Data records
>>

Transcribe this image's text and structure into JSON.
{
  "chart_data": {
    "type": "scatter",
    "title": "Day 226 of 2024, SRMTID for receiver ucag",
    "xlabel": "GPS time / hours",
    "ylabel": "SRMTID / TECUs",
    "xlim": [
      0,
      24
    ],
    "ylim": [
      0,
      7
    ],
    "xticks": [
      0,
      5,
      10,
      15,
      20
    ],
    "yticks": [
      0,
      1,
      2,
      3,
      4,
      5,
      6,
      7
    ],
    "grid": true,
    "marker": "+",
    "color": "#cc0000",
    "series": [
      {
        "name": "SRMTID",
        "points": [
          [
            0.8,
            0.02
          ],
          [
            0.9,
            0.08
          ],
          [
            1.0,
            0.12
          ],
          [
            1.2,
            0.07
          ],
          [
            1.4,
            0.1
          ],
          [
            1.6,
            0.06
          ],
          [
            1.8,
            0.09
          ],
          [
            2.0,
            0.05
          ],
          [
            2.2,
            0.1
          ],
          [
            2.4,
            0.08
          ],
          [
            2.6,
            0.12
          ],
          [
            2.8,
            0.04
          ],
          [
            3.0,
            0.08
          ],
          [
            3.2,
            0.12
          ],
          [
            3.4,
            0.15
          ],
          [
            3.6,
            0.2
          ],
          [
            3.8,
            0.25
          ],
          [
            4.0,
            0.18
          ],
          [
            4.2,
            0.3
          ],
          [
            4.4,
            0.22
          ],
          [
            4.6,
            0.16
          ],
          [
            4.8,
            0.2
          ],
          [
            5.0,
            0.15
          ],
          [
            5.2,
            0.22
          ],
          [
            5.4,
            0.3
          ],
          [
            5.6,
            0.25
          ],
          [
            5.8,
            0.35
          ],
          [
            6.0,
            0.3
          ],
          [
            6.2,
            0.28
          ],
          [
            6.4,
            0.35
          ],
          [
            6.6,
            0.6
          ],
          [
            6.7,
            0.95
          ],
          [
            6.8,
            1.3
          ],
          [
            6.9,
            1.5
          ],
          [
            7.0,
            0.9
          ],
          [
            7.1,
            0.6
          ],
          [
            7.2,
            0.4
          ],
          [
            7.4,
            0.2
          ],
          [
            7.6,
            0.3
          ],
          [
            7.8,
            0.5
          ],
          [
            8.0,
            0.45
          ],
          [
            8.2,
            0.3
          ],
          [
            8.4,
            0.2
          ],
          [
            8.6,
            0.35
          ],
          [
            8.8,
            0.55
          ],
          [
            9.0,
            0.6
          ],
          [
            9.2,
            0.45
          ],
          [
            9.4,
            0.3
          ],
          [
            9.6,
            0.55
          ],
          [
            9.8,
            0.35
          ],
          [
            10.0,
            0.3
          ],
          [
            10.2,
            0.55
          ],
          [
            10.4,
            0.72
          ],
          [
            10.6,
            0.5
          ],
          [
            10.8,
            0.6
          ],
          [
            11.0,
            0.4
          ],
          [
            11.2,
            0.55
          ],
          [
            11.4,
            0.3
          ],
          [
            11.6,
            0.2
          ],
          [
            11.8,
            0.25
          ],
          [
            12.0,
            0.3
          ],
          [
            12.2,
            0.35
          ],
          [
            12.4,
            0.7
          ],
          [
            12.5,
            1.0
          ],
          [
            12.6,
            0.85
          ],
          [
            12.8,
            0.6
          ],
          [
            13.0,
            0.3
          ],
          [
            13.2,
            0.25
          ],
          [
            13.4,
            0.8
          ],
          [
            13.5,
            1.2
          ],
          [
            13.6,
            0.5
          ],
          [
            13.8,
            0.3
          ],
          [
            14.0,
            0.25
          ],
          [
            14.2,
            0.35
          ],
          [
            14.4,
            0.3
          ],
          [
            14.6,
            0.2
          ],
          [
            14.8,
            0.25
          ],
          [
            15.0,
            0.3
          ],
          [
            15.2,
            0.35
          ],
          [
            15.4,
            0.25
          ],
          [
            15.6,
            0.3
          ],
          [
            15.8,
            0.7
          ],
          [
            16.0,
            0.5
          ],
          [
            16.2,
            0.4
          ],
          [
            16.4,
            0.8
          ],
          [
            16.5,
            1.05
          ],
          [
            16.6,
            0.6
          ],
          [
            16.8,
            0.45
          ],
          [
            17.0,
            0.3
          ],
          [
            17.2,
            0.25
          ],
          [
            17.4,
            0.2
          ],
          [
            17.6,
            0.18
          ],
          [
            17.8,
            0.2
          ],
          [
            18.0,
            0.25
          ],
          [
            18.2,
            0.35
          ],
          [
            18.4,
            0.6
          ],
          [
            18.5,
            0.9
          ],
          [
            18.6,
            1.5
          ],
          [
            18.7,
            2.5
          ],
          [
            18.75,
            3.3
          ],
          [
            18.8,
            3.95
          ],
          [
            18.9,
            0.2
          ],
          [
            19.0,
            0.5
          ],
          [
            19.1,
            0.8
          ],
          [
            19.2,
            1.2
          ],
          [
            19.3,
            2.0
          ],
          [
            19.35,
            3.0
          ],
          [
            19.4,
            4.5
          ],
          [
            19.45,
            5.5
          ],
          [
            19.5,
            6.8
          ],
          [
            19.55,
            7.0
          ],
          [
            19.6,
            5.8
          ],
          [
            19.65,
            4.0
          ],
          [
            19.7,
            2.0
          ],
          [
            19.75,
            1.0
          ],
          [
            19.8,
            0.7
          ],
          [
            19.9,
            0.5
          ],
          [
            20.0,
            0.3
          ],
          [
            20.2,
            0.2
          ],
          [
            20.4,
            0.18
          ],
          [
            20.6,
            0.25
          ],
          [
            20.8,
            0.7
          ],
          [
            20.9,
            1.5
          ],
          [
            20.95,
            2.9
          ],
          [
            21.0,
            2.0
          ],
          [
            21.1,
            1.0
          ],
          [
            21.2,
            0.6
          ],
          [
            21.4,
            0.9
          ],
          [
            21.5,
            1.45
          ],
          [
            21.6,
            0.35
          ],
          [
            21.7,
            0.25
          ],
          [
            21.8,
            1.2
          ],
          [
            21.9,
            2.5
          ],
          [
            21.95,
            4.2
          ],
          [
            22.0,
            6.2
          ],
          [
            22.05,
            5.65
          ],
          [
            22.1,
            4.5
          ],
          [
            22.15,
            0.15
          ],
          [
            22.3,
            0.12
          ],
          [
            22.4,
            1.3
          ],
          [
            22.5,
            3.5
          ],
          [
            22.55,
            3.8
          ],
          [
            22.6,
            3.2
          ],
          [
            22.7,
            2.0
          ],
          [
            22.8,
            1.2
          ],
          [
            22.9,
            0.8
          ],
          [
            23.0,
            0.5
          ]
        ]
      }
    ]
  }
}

<<

**INSTRUCTIONS TO FOLLOW**
Pick out the lines containing the word "SRMTID" and show them.

**EXPECTED ANSWER**
    "title": "Day 226 of 2024, SRMTID for receiver ucag",
    "ylabel": "SRMTID / TECUs",
        "name": "SRMTID",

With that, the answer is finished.